● TASK DETAILS
Retype all of the data exactly as given.

● DATA SUPPLIED
+ + + +

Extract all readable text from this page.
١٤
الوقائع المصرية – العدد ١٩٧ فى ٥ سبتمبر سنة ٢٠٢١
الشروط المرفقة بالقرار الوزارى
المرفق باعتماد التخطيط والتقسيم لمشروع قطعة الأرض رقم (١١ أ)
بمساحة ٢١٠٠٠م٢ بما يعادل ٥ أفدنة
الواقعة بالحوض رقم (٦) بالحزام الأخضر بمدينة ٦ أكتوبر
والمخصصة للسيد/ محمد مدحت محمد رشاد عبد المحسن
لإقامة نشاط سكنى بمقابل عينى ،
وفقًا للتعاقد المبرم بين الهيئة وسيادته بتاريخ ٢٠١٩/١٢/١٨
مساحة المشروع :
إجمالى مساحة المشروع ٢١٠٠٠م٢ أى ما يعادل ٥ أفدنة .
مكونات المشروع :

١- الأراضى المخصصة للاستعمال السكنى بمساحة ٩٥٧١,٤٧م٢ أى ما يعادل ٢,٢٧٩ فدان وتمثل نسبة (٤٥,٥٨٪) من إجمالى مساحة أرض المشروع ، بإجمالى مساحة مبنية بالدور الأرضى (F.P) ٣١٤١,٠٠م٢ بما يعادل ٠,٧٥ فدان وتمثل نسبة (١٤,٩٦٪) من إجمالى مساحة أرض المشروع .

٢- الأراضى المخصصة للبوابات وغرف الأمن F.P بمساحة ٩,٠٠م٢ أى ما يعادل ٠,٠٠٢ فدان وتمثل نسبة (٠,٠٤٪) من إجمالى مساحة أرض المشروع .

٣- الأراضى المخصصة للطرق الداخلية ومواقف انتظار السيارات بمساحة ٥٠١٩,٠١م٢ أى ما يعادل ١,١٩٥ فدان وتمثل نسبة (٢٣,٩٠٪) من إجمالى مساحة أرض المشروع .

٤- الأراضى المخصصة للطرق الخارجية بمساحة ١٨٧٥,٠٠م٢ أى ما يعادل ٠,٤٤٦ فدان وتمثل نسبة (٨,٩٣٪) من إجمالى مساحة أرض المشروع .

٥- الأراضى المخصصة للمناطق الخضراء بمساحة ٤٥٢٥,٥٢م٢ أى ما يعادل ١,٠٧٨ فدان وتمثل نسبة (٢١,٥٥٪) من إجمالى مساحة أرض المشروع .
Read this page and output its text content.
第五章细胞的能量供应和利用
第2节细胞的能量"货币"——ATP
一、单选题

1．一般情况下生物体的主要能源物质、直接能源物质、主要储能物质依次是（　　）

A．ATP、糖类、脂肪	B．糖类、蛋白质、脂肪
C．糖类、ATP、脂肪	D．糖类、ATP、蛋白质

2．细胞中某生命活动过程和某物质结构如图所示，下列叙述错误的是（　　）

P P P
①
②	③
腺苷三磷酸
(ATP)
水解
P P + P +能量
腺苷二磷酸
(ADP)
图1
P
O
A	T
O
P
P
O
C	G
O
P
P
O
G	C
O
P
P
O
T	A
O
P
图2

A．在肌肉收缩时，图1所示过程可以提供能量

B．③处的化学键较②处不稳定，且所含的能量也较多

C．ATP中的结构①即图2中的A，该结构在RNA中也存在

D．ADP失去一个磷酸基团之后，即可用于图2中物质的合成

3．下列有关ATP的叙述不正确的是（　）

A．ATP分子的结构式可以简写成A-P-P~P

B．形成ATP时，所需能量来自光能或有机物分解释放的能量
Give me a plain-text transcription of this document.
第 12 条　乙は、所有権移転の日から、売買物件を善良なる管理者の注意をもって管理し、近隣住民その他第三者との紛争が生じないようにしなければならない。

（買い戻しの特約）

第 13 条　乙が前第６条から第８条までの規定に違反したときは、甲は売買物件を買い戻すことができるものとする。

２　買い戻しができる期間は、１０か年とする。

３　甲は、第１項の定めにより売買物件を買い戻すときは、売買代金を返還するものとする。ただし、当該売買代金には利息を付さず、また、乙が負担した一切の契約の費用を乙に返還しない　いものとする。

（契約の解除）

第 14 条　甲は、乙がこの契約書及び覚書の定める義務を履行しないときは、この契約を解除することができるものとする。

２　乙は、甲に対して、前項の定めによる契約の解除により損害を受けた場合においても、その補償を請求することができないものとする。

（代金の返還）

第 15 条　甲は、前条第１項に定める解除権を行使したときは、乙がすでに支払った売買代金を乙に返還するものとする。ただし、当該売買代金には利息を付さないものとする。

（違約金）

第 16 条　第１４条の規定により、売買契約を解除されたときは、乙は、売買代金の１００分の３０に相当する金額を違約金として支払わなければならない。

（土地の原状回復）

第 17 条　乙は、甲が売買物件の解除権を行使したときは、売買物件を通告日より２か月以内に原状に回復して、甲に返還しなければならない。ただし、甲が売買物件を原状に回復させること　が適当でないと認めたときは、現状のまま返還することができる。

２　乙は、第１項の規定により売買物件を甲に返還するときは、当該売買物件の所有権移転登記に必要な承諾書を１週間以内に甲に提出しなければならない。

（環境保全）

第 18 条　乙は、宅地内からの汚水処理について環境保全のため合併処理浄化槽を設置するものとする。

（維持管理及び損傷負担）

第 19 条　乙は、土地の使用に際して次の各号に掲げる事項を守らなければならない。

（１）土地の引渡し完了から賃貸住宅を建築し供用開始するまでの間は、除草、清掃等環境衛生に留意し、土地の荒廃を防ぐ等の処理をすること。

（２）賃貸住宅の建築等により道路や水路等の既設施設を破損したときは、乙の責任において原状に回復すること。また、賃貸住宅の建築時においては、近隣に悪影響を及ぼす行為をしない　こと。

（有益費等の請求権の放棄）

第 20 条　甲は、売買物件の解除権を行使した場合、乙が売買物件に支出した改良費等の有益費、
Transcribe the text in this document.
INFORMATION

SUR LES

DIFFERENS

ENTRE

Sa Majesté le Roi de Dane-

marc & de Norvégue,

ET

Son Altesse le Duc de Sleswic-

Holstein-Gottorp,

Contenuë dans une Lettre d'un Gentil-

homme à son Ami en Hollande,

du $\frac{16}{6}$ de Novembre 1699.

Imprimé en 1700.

+ + + +

● TASK RESPONSE
Extract all readable text from this page.
١٤
الوقائع المصرية – العدد ١٩٧ فى ٥ سبتمبر سنة ٢٠٢١
الشروط المرفقة بالقرار الوزارى
المرفق باعتماد التخطيط والتقسيم لمشروع قطعة الأرض رقم (١١ أ)
بمساحة ٢١٠٠٠م٢ بما يعادل ٥ أفدنة
الواقعة بالحوض رقم (٦) بالحزام الأخضر بمدينة ٦ أكتوبر
والمخصصة للسيد/ محمد مدحت محمد رشاد عبد المحسن
لإقامة نشاط سكنى بمقابل عينى ،
وفقًا للتعاقد المبرم بين الهيئة وسيادته بتاريخ ٢٠١٩/١٢/١٨
مساحة المشروع :
إجمالى مساحة المشروع ٢١٠٠٠م٢ أى ما يعادل ٥ أفدنة .
مكونات المشروع :

١- الأراضى المخصصة للاستعمال السكنى بمساحة ٩٥٧١,٤٧م٢ أى ما يعادل ٢,٢٧٩ فدان وتمثل نسبة (٤٥,٥٨٪) من إجمالى مساحة أرض المشروع ، بإجمالى مساحة مبنية بالدور الأرضى (F.P) ٣١٤١,٠٠م٢ بما يعادل ٠,٧٥ فدان وتمثل نسبة (١٤,٩٦٪) من إجمالى مساحة أرض المشروع .

٢- الأراضى المخصصة للبوابات وغرف الأمن F.P بمساحة ٩,٠٠م٢ أى ما يعادل ٠,٠٠٢ فدان وتمثل نسبة (٠,٠٤٪) من إجمالى مساحة أرض المشروع .

٣- الأراضى المخصصة للطرق الداخلية ومواقف انتظار السيارات بمساحة ٥٠١٩,٠١م٢ أى ما يعادل ١,١٩٥ فدان وتمثل نسبة (٢٣,٩٠٪) من إجمالى مساحة أرض المشروع .

٤- الأراضى المخصصة للطرق الخارجية بمساحة ١٨٧٥,٠٠م٢ أى ما يعادل ٠,٤٤٦ فدان وتمثل نسبة (٨,٩٣٪) من إجمالى مساحة أرض المشروع .

٥- الأراضى المخصصة للمناطق الخضراء بمساحة ٤٥٢٥,٥٢م٢ أى ما يعادل ١,٠٧٨ فدان وتمثل نسبة (٢١,٥٥٪) من إجمالى مساحة أرض المشروع .
Read this page and output its text content.
第五章细胞的能量供应和利用
第2节细胞的能量"货币"——ATP
一、单选题

1．一般情况下生物体的主要能源物质、直接能源物质、主要储能物质依次是（　　）

A．ATP、糖类、脂肪	B．糖类、蛋白质、脂肪
C．糖类、ATP、脂肪	D．糖类、ATP、蛋白质

2．细胞中某生命活动过程和某物质结构如图所示，下列叙述错误的是（　　）

P P P
①
②	③
腺苷三磷酸
(ATP)
水解
P P + P +能量
腺苷二磷酸
(ADP)
图1
P
O
A	T
O
P
P
O
C	G
O
P
P
O
G	C
O
P
P
O
T	A
O
P
图2

A．在肌肉收缩时，图1所示过程可以提供能量

B．③处的化学键较②处不稳定，且所含的能量也较多

C．ATP中的结构①即图2中的A，该结构在RNA中也存在

D．ADP失去一个磷酸基团之后，即可用于图2中物质的合成

3．下列有关ATP的叙述不正确的是（　）

A．ATP分子的结构式可以简写成A-P-P~P

B．形成ATP时，所需能量来自光能或有机物分解释放的能量
Give me a plain-text transcription of this document.
第 12 条　乙は、所有権移転の日から、売買物件を善良なる管理者の注意をもって管理し、近隣住民その他第三者との紛争が生じないようにしなければならない。

（買い戻しの特約）

第 13 条　乙が前第６条から第８条までの規定に違反したときは、甲は売買物件を買い戻すことができるものとする。

２　買い戻しができる期間は、１０か年とする。

３　甲は、第１項の定めにより売買物件を買い戻すときは、売買代金を返還するものとする。ただし、当該売買代金には利息を付さず、また、乙が負担した一切の契約の費用を乙に返還しない　いものとする。

（契約の解除）

第 14 条　甲は、乙がこの契約書及び覚書の定める義務を履行しないときは、この契約を解除することができるものとする。

２　乙は、甲に対して、前項の定めによる契約の解除により損害を受けた場合においても、その補償を請求することができないものとする。

（代金の返還）

第 15 条　甲は、前条第１項に定める解除権を行使したときは、乙がすでに支払った売買代金を乙に返還するものとする。ただし、当該売買代金には利息を付さないものとする。

（違約金）

第 16 条　第１４条の規定により、売買契約を解除されたときは、乙は、売買代金の１００分の３０に相当する金額を違約金として支払わなければならない。

（土地の原状回復）

第 17 条　乙は、甲が売買物件の解除権を行使したときは、売買物件を通告日より２か月以内に原状に回復して、甲に返還しなければならない。ただし、甲が売買物件を原状に回復させること　が適当でないと認めたときは、現状のまま返還することができる。

２　乙は、第１項の規定により売買物件を甲に返還するときは、当該売買物件の所有権移転登記に必要な承諾書を１週間以内に甲に提出しなければならない。

（環境保全）

第 18 条　乙は、宅地内からの汚水処理について環境保全のため合併処理浄化槽を設置するものとする。

（維持管理及び損傷負担）

第 19 条　乙は、土地の使用に際して次の各号に掲げる事項を守らなければならない。

（１）土地の引渡し完了から賃貸住宅を建築し供用開始するまでの間は、除草、清掃等環境衛生に留意し、土地の荒廃を防ぐ等の処理をすること。

（２）賃貸住宅の建築等により道路や水路等の既設施設を破損したときは、乙の責任において原状に回復すること。また、賃貸住宅の建築時においては、近隣に悪影響を及ぼす行為をしない　こと。

（有益費等の請求権の放棄）

第 20 条　甲は、売買物件の解除権を行使した場合、乙が売買物件に支出した改良費等の有益費、
Transcribe the text in this document.
INFORMATION

SUR LES

DIFFERENS

ENTRE

Sa Majesté le Roi de Dane-

marc & de Norvégue,

ET

Son Altesse le Duc de Sleswic-

Holstein-Gottorp,

Contenuë dans une Lettre d'un Gentil-

homme à son Ami en Hollande,

du $\frac{16}{6}$ de Novembre 1699.

Imprimé en 1700.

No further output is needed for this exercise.